■ **Request**
Transcribe all records exactly.

■ **Input material**
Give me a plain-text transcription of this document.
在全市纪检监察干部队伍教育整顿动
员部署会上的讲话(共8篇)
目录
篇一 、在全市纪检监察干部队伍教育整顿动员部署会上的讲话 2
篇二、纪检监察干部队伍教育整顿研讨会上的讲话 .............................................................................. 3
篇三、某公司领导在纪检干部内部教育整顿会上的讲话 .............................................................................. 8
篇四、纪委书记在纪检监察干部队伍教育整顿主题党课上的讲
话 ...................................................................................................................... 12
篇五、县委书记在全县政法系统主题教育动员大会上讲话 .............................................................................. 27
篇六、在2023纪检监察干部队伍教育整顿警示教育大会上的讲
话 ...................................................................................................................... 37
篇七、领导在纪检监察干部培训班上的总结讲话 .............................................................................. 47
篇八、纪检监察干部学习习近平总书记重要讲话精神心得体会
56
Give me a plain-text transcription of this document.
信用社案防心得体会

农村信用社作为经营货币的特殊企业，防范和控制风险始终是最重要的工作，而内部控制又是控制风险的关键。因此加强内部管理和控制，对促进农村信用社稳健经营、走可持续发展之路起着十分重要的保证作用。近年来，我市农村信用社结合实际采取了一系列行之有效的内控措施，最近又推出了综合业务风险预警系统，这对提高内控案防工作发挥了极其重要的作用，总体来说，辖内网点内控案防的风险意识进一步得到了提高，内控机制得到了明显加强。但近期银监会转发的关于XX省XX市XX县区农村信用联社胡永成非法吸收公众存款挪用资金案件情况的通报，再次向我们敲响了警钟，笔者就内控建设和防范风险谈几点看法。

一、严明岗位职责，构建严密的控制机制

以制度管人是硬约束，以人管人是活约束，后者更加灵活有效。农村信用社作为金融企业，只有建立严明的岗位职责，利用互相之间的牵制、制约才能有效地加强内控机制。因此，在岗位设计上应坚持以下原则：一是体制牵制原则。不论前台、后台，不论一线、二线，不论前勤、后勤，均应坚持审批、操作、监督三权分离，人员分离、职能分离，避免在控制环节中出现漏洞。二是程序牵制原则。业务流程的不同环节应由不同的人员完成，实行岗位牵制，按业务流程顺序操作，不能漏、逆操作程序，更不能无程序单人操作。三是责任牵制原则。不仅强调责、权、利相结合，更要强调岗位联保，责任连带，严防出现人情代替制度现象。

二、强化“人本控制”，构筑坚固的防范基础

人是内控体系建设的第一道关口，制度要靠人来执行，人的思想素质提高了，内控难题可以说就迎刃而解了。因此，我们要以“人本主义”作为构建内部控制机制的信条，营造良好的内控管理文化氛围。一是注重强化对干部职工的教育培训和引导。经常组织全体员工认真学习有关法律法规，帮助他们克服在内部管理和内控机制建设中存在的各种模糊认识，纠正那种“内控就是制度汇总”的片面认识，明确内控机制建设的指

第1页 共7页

■ **Answer**
Give me a plain-text transcription of this document.
在全市纪检监察干部队伍教育整顿动
员部署会上的讲话(共8篇)
目录
篇一 、在全市纪检监察干部队伍教育整顿动员部署会上的讲话 2
篇二、纪检监察干部队伍教育整顿研讨会上的讲话 .............................................................................. 3
篇三、某公司领导在纪检干部内部教育整顿会上的讲话 .............................................................................. 8
篇四、纪委书记在纪检监察干部队伍教育整顿主题党课上的讲
话 ...................................................................................................................... 12
篇五、县委书记在全县政法系统主题教育动员大会上讲话 .............................................................................. 27
篇六、在2023纪检监察干部队伍教育整顿警示教育大会上的讲
话 ...................................................................................................................... 37
篇七、领导在纪检监察干部培训班上的总结讲话 .............................................................................. 47
篇八、纪检监察干部学习习近平总书记重要讲话精神心得体会
56
Give me a plain-text transcription of this document.
信用社案防心得体会

农村信用社作为经营货币的特殊企业，防范和控制风险始终是最重要的工作，而内部控制又是控制风险的关键。因此加强内部管理和控制，对促进农村信用社稳健经营、走可持续发展之路起着十分重要的保证作用。近年来，我市农村信用社结合实际采取了一系列行之有效的内控措施，最近又推出了综合业务风险预警系统，这对提高内控案防工作发挥了极其重要的作用，总体来说，辖内网点内控案防的风险意识进一步得到了提高，内控机制得到了明显加强。但近期银监会转发的关于XX省XX市XX县区农村信用联社胡永成非法吸收公众存款挪用资金案件情况的通报，再次向我们敲响了警钟，笔者就内控建设和防范风险谈几点看法。

一、严明岗位职责，构建严密的控制机制

以制度管人是硬约束，以人管人是活约束，后者更加灵活有效。农村信用社作为金融企业，只有建立严明的岗位职责，利用互相之间的牵制、制约才能有效地加强内控机制。因此，在岗位设计上应坚持以下原则：一是体制牵制原则。不论前台、后台，不论一线、二线，不论前勤、后勤，均应坚持审批、操作、监督三权分离，人员分离、职能分离，避免在控制环节中出现漏洞。二是程序牵制原则。业务流程的不同环节应由不同的人员完成，实行岗位牵制，按业务流程顺序操作，不能漏、逆操作程序，更不能无程序单人操作。三是责任牵制原则。不仅强调责、权、利相结合，更要强调岗位联保，责任连带，严防出现人情代替制度现象。

二、强化“人本控制”，构筑坚固的防范基础

人是内控体系建设的第一道关口，制度要靠人来执行，人的思想素质提高了，内控难题可以说就迎刃而解了。因此，我们要以“人本主义”作为构建内部控制机制的信条，营造良好的内控管理文化氛围。一是注重强化对干部职工的教育培训和引导。经常组织全体员工认真学习有关法律法规，帮助他们克服在内部管理和内控机制建设中存在的各种模糊认识，纠正那种“内控就是制度汇总”的片面认识，明确内控机制建设的指

第1页 共7页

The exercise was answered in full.